→ Source records:
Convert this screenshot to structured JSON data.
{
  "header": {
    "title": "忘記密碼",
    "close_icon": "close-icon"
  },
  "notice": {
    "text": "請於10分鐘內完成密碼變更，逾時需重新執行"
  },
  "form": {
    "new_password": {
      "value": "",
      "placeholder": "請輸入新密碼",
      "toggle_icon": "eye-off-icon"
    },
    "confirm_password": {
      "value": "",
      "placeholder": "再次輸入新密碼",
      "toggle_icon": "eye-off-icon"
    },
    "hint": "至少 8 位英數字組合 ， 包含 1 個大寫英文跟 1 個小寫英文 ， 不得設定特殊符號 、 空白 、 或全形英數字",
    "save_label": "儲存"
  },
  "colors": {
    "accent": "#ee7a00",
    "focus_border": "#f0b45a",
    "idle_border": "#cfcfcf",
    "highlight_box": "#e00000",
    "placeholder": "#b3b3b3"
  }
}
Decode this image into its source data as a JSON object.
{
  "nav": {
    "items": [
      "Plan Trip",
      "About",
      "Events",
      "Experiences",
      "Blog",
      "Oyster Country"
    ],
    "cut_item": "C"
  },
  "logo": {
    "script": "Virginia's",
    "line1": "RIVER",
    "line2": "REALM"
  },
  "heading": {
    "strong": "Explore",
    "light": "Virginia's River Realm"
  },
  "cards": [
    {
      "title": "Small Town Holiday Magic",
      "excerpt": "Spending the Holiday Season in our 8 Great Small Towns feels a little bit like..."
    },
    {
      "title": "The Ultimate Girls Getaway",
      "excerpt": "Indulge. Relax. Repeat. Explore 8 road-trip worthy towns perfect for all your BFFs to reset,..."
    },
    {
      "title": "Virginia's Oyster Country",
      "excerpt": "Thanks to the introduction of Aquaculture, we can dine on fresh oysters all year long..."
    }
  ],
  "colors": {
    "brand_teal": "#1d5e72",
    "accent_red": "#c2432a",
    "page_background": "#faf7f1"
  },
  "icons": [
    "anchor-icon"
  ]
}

→ Problem statement:
Only the number is wanted: how many lines of the material contain the word "title"?

→ Answer to the task:
4